## [Dataset records]

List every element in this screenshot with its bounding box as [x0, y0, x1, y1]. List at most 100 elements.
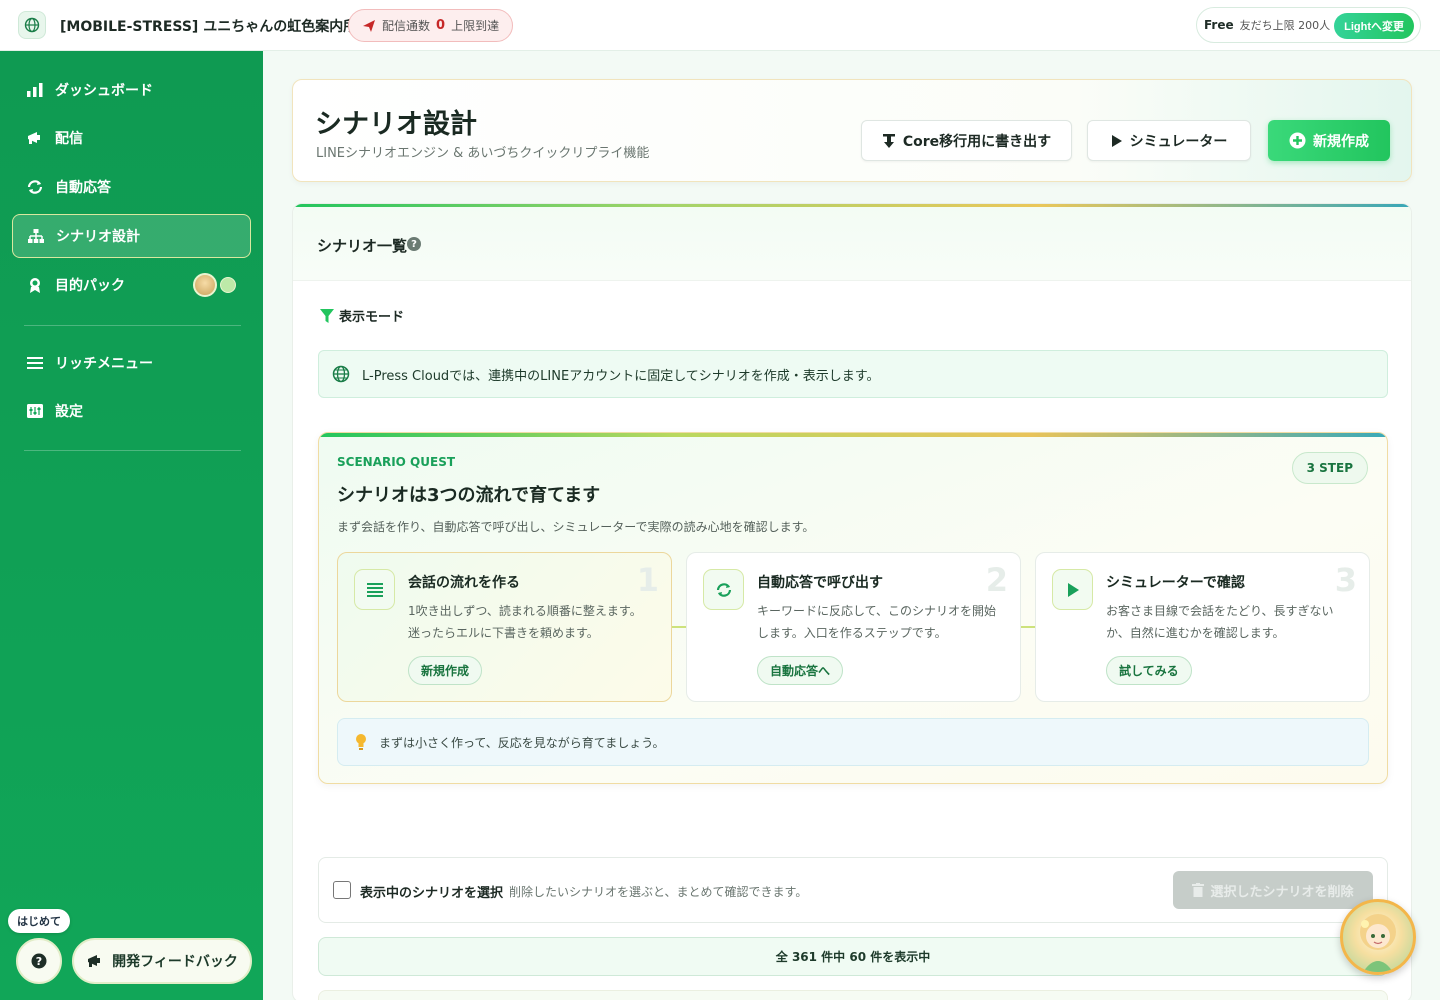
step-title: 会話の流れを作る [408, 575, 520, 591]
sidebar-item-label: リッチメニュー [55, 356, 153, 372]
page-header: シナリオ設計 LINEシナリオエンジン & あいづちクイックリプライ機能 Cor… [292, 79, 1412, 182]
select-hint: 削除したいシナリオを選ぶと、まとめて確認できます。 [509, 885, 808, 899]
step-card-1: 1 会話の流れを作る 1吹き出しずつ、読まれる順番に整えます。迷ったらエルに下書… [337, 552, 672, 702]
step-count-badge: 3 STEP [1291, 452, 1368, 484]
quest-description: まず会話を作り、自動応答で呼び出し、シミュレーターで実際の読み心地を確認します。 [337, 520, 815, 534]
scenario-table-top [318, 990, 1388, 1000]
step-title: 自動応答で呼び出す [757, 575, 883, 591]
delivery-limit-status: 上限到達 [451, 19, 500, 33]
dev-feedback-label: 開発フィードバック [112, 954, 238, 970]
sidebar-item-rich-menu[interactable]: リッチメニュー [12, 341, 251, 385]
sidebar-item-scenario[interactable]: シナリオ設計 [12, 214, 251, 258]
select-all-checkbox[interactable] [333, 881, 351, 899]
svg-text:?: ? [36, 955, 42, 968]
megaphone-icon [88, 955, 101, 967]
first-time-badge[interactable]: はじめて [8, 909, 70, 933]
info-text: L-Press Cloudでは、連携中のLINEアカウントに固定してシナリオを作… [362, 368, 880, 384]
new-scenario-button[interactable]: 新規作成 [1268, 120, 1390, 161]
display-mode-label[interactable]: 表示モード [339, 306, 404, 325]
step-number: 1 [636, 561, 659, 599]
mascot-avatar[interactable] [1340, 899, 1416, 975]
upgrade-plan-button[interactable]: Lightへ変更 [1334, 13, 1414, 39]
delivery-limit-count: 0 [436, 18, 446, 33]
sidebar-item-auto-reply[interactable]: 自動応答 [12, 165, 251, 209]
step-new-scenario-button[interactable]: 新規作成 [408, 656, 483, 685]
account-name: [MOBILE-STRESS] ユニちゃんの虹色案内所 [60, 19, 358, 35]
tip-banner: まずは小さく作って、反応を見ながら育てましょう。 [337, 718, 1369, 766]
trash-icon [1192, 883, 1205, 897]
sidebar: ダッシュボード 配信 自動応答 シナリオ設計 目的パック リッチメニュー 設定 [0, 51, 263, 1000]
menu-icon [27, 357, 43, 369]
download-icon [882, 133, 895, 148]
step-card-3: 3 シミュレーターで確認 お客さま目線で会話をたどり、長すぎないか、自然に進むか… [1035, 552, 1370, 702]
friend-limit: 友だち上限 200人 [1239, 19, 1331, 32]
export-core-button[interactable]: Core移行用に書き出す [861, 120, 1072, 161]
scenario-list-panel: シナリオ一覧 ? 表示モード L-Press Cloudでは、連携中のLINEア… [292, 203, 1412, 1000]
select-all-label[interactable]: 表示中のシナリオを選択 [360, 882, 503, 901]
divider [24, 325, 241, 326]
step-card-2: 2 自動応答で呼び出す キーワードに反応して、このシナリオを開始します。入口を作… [686, 552, 1021, 702]
sync-icon [703, 569, 744, 610]
play-icon [1052, 569, 1093, 610]
globe-icon [332, 365, 350, 383]
question-circle-icon: ? [31, 953, 47, 969]
step-number: 2 [985, 561, 1008, 599]
award-icon [30, 278, 40, 293]
page-subtitle: LINEシナリオエンジン & あいづちクイックリプライ機能 [316, 146, 650, 161]
step-try-button[interactable]: 試してみる [1106, 656, 1192, 685]
page-title: シナリオ設計 [315, 109, 477, 140]
plus-circle-icon [1289, 132, 1306, 149]
play-icon [1111, 134, 1122, 147]
globe-logo-icon[interactable] [18, 11, 46, 39]
simulator-label: シミュレーター [1129, 133, 1228, 150]
sidebar-item-label: 目的パック [55, 278, 125, 294]
paper-plane-icon [363, 19, 375, 32]
lightbulb-icon [356, 734, 366, 750]
megaphone-icon [28, 132, 40, 144]
result-count: 全 361 件中 60 件を表示中 [318, 937, 1388, 976]
avatar [220, 277, 236, 293]
list-icon [354, 569, 395, 610]
top-bar: [MOBILE-STRESS] ユニちゃんの虹色案内所 配信通数 0 上限到達 … [0, 0, 1440, 51]
sidebar-item-label: 配信 [55, 131, 83, 147]
sidebar-item-label: 自動応答 [55, 180, 111, 196]
sync-icon [27, 180, 43, 194]
step-number: 3 [1334, 561, 1357, 599]
sidebar-item-broadcast[interactable]: 配信 [12, 116, 251, 160]
list-header: シナリオ一覧 ? [293, 207, 1411, 281]
step-description: 1吹き出しずつ、読まれる順番に整えます。迷ったらエルに下書きを頼めます。 [408, 604, 642, 640]
sidebar-item-settings[interactable]: 設定 [12, 389, 251, 433]
dev-feedback-button[interactable]: 開発フィードバック [72, 938, 252, 984]
export-core-label: Core移行用に書き出す [902, 133, 1052, 150]
delivery-limit-label: 配信通数 [382, 19, 431, 33]
delete-selected-button[interactable]: 選択したシナリオを削除 [1173, 871, 1373, 909]
sidebar-item-dashboard[interactable]: ダッシュボード [12, 68, 251, 112]
step-auto-reply-button[interactable]: 自動応答へ [757, 656, 844, 685]
avatar [193, 273, 217, 297]
new-scenario-label: 新規作成 [1313, 133, 1369, 150]
sidebar-item-label: 設定 [55, 404, 83, 420]
tip-text: まずは小さく作って、反応を見ながら育てましょう。 [379, 735, 665, 750]
scenario-quest-card: SCENARIO QUEST シナリオは3つの流れで育てます まず会話を作り、自… [318, 432, 1388, 784]
sitemap-icon [28, 229, 44, 243]
plan-name: Free [1204, 18, 1234, 32]
step-description: キーワードに反応して、このシナリオを開始します。入口を作るステップです。 [757, 604, 997, 640]
filter-icon [320, 309, 334, 323]
list-title: シナリオ一覧 [317, 237, 408, 255]
bar-chart-icon [27, 83, 43, 97]
quest-title: シナリオは3つの流れで育てます [337, 485, 601, 506]
delete-selected-label: 選択したシナリオを削除 [1210, 883, 1354, 899]
simulator-button[interactable]: シミュレーター [1087, 120, 1251, 161]
step-title: シミュレーターで確認 [1106, 575, 1245, 591]
sidebar-item-label: シナリオ設計 [56, 229, 140, 245]
plan-pill: Free 友だち上限 200人 Lightへ変更 [1196, 7, 1421, 43]
step-description: お客さま目線で会話をたどり、長すぎないか、自然に進むかを確認します。 [1106, 604, 1334, 640]
sidebar-item-label: ダッシュボード [55, 83, 153, 99]
quest-eyebrow: SCENARIO QUEST [337, 455, 456, 469]
settings-icon [27, 404, 43, 418]
info-banner: L-Press Cloudでは、連携中のLINEアカウントに固定してシナリオを作… [318, 350, 1388, 398]
bulk-select-bar: 表示中のシナリオを選択 削除したいシナリオを選ぶと、まとめて確認できます。 選択… [318, 857, 1388, 923]
help-icon[interactable]: ? [407, 237, 421, 251]
delivery-limit-badge[interactable]: 配信通数 0 上限到達 [348, 9, 514, 42]
help-button[interactable]: ? [16, 938, 62, 984]
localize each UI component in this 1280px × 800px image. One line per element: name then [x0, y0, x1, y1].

## [What to produce]
Write out all the records above line for line, without changing a character, and omit the pictures.

## [Problem solution]
List every element in this screenshot with its bounding box as [x0, y0, x1, y1]. List at most 100 elements.
step-title: 会話の流れを作る [408, 575, 520, 591]
sidebar-item-label: リッチメニュー [55, 356, 153, 372]
page-header: シナリオ設計 LINEシナリオエンジン & あいづちクイックリプライ機能 Cor… [292, 79, 1412, 182]
select-hint: 削除したいシナリオを選ぶと、まとめて確認できます。 [509, 885, 808, 899]
step-card-1: 1 会話の流れを作る 1吹き出しずつ、読まれる順番に整えます。迷ったらエルに下書… [337, 552, 672, 702]
step-count-badge: 3 STEP [1291, 452, 1368, 484]
quest-description: まず会話を作り、自動応答で呼び出し、シミュレーターで実際の読み心地を確認します。 [337, 520, 815, 534]
scenario-table-top [318, 990, 1388, 1000]
step-title: 自動応答で呼び出す [757, 575, 883, 591]
delivery-limit-status: 上限到達 [451, 19, 500, 33]
dev-feedback-label: 開発フィードバック [112, 954, 238, 970]
sidebar-item-rich-menu[interactable]: リッチメニュー [12, 341, 251, 385]
sidebar-item-scenario[interactable]: シナリオ設計 [12, 214, 251, 258]
select-all-checkbox[interactable] [333, 881, 351, 899]
svg-text:?: ? [36, 955, 42, 968]
megaphone-icon [88, 955, 101, 967]
first-time-badge[interactable]: はじめて [8, 909, 70, 933]
info-text: L-Press Cloudでは、連携中のLINEアカウントに固定してシナリオを作… [362, 368, 880, 384]
new-scenario-button[interactable]: 新規作成 [1268, 120, 1390, 161]
display-mode-label[interactable]: 表示モード [339, 306, 404, 325]
step-number: 1 [636, 561, 659, 599]
mascot-avatar[interactable] [1340, 899, 1416, 975]
upgrade-plan-button[interactable]: Lightへ変更 [1334, 13, 1414, 39]
delivery-limit-count: 0 [436, 18, 446, 33]
sidebar-item-auto-reply[interactable]: 自動応答 [12, 165, 251, 209]
step-new-scenario-button[interactable]: 新規作成 [408, 656, 483, 685]
account-name: [MOBILE-STRESS] ユニちゃんの虹色案内所 [60, 19, 358, 35]
tip-banner: まずは小さく作って、反応を見ながら育てましょう。 [337, 718, 1369, 766]
trash-icon [1192, 883, 1205, 897]
sidebar: ダッシュボード 配信 自動応答 シナリオ設計 目的パック リッチメニュー 設定 [0, 51, 263, 1000]
menu-icon [27, 357, 43, 369]
download-icon [882, 133, 895, 148]
step-card-3: 3 シミュレーターで確認 お客さま目線で会話をたどり、長すぎないか、自然に進むか… [1035, 552, 1370, 702]
friend-limit: 友だち上限 200人 [1239, 19, 1331, 32]
export-core-button[interactable]: Core移行用に書き出す [861, 120, 1072, 161]
scenario-list-panel: シナリオ一覧 ? 表示モード L-Press Cloudでは、連携中のLINEア… [292, 203, 1412, 1000]
select-all-label[interactable]: 表示中のシナリオを選択 [360, 882, 503, 901]
divider [24, 325, 241, 326]
step-card-2: 2 自動応答で呼び出す キーワードに反応して、このシナリオを開始します。入口を作… [686, 552, 1021, 702]
sync-icon [703, 569, 744, 610]
play-icon [1052, 569, 1093, 610]
globe-icon [332, 365, 350, 383]
question-circle-icon: ? [31, 953, 47, 969]
step-number: 2 [985, 561, 1008, 599]
award-icon [30, 278, 40, 293]
page-subtitle: LINEシナリオエンジン & あいづちクイックリプライ機能 [316, 146, 650, 161]
step-try-button[interactable]: 試してみる [1106, 656, 1192, 685]
page-title: シナリオ設計 [315, 109, 477, 140]
plus-circle-icon [1289, 132, 1306, 149]
play-icon [1111, 134, 1122, 147]
globe-logo-icon[interactable] [18, 11, 46, 39]
simulator-label: シミュレーター [1129, 133, 1228, 150]
sidebar-item-label: 目的パック [55, 278, 125, 294]
paper-plane-icon [363, 19, 375, 32]
lightbulb-icon [356, 734, 366, 750]
megaphone-icon [28, 132, 40, 144]
result-count: 全 361 件中 60 件を表示中 [318, 937, 1388, 976]
avatar [220, 277, 236, 293]
list-icon [354, 569, 395, 610]
top-bar: [MOBILE-STRESS] ユニちゃんの虹色案内所 配信通数 0 上限到達 … [0, 0, 1440, 51]
sidebar-item-label: 配信 [55, 131, 83, 147]
sidebar-item-label: 自動応答 [55, 180, 111, 196]
sync-icon [27, 180, 43, 194]
step-number: 3 [1334, 561, 1357, 599]
sidebar-item-broadcast[interactable]: 配信 [12, 116, 251, 160]
list-header: シナリオ一覧 ? [293, 207, 1411, 281]
step-description: 1吹き出しずつ、読まれる順番に整えます。迷ったらエルに下書きを頼めます。 [408, 604, 642, 640]
sidebar-item-settings[interactable]: 設定 [12, 389, 251, 433]
dev-feedback-button[interactable]: 開発フィードバック [72, 938, 252, 984]
export-core-label: Core移行用に書き出す [902, 133, 1052, 150]
delivery-limit-label: 配信通数 [382, 19, 431, 33]
delete-selected-button[interactable]: 選択したシナリオを削除 [1173, 871, 1373, 909]
sidebar-item-dashboard[interactable]: ダッシュボード [12, 68, 251, 112]
step-auto-reply-button[interactable]: 自動応答へ [757, 656, 844, 685]
avatar [193, 273, 217, 297]
new-scenario-label: 新規作成 [1313, 133, 1369, 150]
sidebar-item-label: 設定 [55, 404, 83, 420]
tip-text: まずは小さく作って、反応を見ながら育てましょう。 [379, 735, 665, 750]
scenario-quest-card: SCENARIO QUEST シナリオは3つの流れで育てます まず会話を作り、自… [318, 432, 1388, 784]
sitemap-icon [28, 229, 44, 243]
plan-name: Free [1204, 18, 1234, 32]
step-description: キーワードに反応して、このシナリオを開始します。入口を作るステップです。 [757, 604, 997, 640]
filter-icon [320, 309, 334, 323]
list-title: シナリオ一覧 [317, 237, 408, 255]
bar-chart-icon [27, 83, 43, 97]
quest-title: シナリオは3つの流れで育てます [337, 485, 601, 506]
delete-selected-label: 選択したシナリオを削除 [1210, 883, 1354, 899]
simulator-button[interactable]: シミュレーター [1087, 120, 1251, 161]
step-title: シミュレーターで確認 [1106, 575, 1245, 591]
sidebar-item-label: シナリオ設計 [56, 229, 140, 245]
plan-pill: Free 友だち上限 200人 Lightへ変更 [1196, 7, 1421, 43]
step-description: お客さま目線で会話をたどり、長すぎないか、自然に進むかを確認します。 [1106, 604, 1334, 640]
sidebar-item-label: ダッシュボード [55, 83, 153, 99]
quest-eyebrow: SCENARIO QUEST [337, 455, 456, 469]
settings-icon [27, 404, 43, 418]
info-banner: L-Press Cloudでは、連携中のLINEアカウントに固定してシナリオを作… [318, 350, 1388, 398]
bulk-select-bar: 表示中のシナリオを選択 削除したいシナリオを選ぶと、まとめて確認できます。 選択… [318, 857, 1388, 923]
help-icon[interactable]: ? [407, 237, 421, 251]
delivery-limit-badge[interactable]: 配信通数 0 上限到達 [348, 9, 514, 42]
help-button[interactable]: ? [16, 938, 62, 984]
localize each UI component in this 1280px × 800px image. One line per element: name then [x0, y0, x1, y1].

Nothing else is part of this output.